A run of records
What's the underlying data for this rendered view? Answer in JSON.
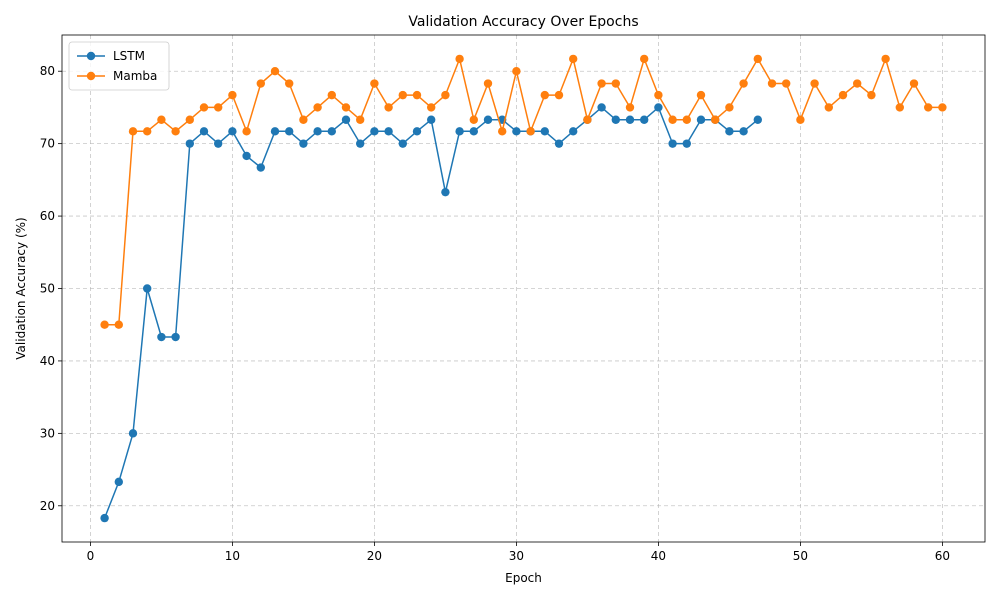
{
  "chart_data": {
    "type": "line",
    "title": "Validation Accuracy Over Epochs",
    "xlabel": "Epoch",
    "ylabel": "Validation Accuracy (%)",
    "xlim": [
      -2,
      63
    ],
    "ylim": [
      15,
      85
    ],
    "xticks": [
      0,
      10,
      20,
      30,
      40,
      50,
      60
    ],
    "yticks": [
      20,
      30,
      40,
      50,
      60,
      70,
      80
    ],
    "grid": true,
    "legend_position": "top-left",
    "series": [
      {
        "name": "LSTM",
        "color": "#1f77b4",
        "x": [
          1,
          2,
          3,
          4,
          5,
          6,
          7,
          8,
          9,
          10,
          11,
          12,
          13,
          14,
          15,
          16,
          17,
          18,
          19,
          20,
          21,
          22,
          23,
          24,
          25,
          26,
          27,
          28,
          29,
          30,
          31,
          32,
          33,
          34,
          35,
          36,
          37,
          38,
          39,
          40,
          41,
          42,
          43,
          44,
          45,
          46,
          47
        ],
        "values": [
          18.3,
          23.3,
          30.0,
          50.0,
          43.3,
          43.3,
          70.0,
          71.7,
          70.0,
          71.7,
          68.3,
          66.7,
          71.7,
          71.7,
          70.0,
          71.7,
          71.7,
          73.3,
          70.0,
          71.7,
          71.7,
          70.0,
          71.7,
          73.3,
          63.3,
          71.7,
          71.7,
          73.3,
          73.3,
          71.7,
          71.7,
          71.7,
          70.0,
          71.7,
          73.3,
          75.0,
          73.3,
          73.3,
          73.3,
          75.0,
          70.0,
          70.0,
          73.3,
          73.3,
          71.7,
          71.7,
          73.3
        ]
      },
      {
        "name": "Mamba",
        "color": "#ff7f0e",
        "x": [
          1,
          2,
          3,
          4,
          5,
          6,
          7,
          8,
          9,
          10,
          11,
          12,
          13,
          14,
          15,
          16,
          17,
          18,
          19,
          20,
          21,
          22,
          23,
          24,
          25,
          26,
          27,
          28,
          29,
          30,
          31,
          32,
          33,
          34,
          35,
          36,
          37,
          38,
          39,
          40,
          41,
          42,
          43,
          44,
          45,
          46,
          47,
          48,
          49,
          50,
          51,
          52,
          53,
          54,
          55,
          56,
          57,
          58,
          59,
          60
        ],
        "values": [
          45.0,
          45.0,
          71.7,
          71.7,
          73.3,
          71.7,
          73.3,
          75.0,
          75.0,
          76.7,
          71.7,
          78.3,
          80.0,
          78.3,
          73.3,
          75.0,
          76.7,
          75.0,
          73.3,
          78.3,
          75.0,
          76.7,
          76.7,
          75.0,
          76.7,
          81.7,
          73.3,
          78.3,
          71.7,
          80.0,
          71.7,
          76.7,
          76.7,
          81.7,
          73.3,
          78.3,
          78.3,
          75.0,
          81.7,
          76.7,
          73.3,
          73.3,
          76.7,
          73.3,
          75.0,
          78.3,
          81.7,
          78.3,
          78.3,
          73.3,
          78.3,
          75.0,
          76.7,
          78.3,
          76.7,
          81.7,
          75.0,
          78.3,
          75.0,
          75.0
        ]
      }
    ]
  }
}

§ **AIM**: Your copy of the data should match it exactly, except that pictures are left out.

§ **COMPLETE OUTPUT**:
What's the underlying data for this rendered view? Answer in JSON.
{
  "chart_data": {
    "type": "line",
    "title": "Validation Accuracy Over Epochs",
    "xlabel": "Epoch",
    "ylabel": "Validation Accuracy (%)",
    "xlim": [
      -2,
      63
    ],
    "ylim": [
      15,
      85
    ],
    "xticks": [
      0,
      10,
      20,
      30,
      40,
      50,
      60
    ],
    "yticks": [
      20,
      30,
      40,
      50,
      60,
      70,
      80
    ],
    "grid": true,
    "legend_position": "top-left",
    "series": [
      {
        "name": "LSTM",
        "color": "#1f77b4",
        "x": [
          1,
          2,
          3,
          4,
          5,
          6,
          7,
          8,
          9,
          10,
          11,
          12,
          13,
          14,
          15,
          16,
          17,
          18,
          19,
          20,
          21,
          22,
          23,
          24,
          25,
          26,
          27,
          28,
          29,
          30,
          31,
          32,
          33,
          34,
          35,
          36,
          37,
          38,
          39,
          40,
          41,
          42,
          43,
          44,
          45,
          46,
          47
        ],
        "values": [
          18.3,
          23.3,
          30.0,
          50.0,
          43.3,
          43.3,
          70.0,
          71.7,
          70.0,
          71.7,
          68.3,
          66.7,
          71.7,
          71.7,
          70.0,
          71.7,
          71.7,
          73.3,
          70.0,
          71.7,
          71.7,
          70.0,
          71.7,
          73.3,
          63.3,
          71.7,
          71.7,
          73.3,
          73.3,
          71.7,
          71.7,
          71.7,
          70.0,
          71.7,
          73.3,
          75.0,
          73.3,
          73.3,
          73.3,
          75.0,
          70.0,
          70.0,
          73.3,
          73.3,
          71.7,
          71.7,
          73.3
        ]
      },
      {
        "name": "Mamba",
        "color": "#ff7f0e",
        "x": [
          1,
          2,
          3,
          4,
          5,
          6,
          7,
          8,
          9,
          10,
          11,
          12,
          13,
          14,
          15,
          16,
          17,
          18,
          19,
          20,
          21,
          22,
          23,
          24,
          25,
          26,
          27,
          28,
          29,
          30,
          31,
          32,
          33,
          34,
          35,
          36,
          37,
          38,
          39,
          40,
          41,
          42,
          43,
          44,
          45,
          46,
          47,
          48,
          49,
          50,
          51,
          52,
          53,
          54,
          55,
          56,
          57,
          58,
          59,
          60
        ],
        "values": [
          45.0,
          45.0,
          71.7,
          71.7,
          73.3,
          71.7,
          73.3,
          75.0,
          75.0,
          76.7,
          71.7,
          78.3,
          80.0,
          78.3,
          73.3,
          75.0,
          76.7,
          75.0,
          73.3,
          78.3,
          75.0,
          76.7,
          76.7,
          75.0,
          76.7,
          81.7,
          73.3,
          78.3,
          71.7,
          80.0,
          71.7,
          76.7,
          76.7,
          81.7,
          73.3,
          78.3,
          78.3,
          75.0,
          81.7,
          76.7,
          73.3,
          73.3,
          76.7,
          73.3,
          75.0,
          78.3,
          81.7,
          78.3,
          78.3,
          73.3,
          78.3,
          75.0,
          76.7,
          78.3,
          76.7,
          81.7,
          75.0,
          78.3,
          75.0,
          75.0
        ]
      }
    ]
  }
}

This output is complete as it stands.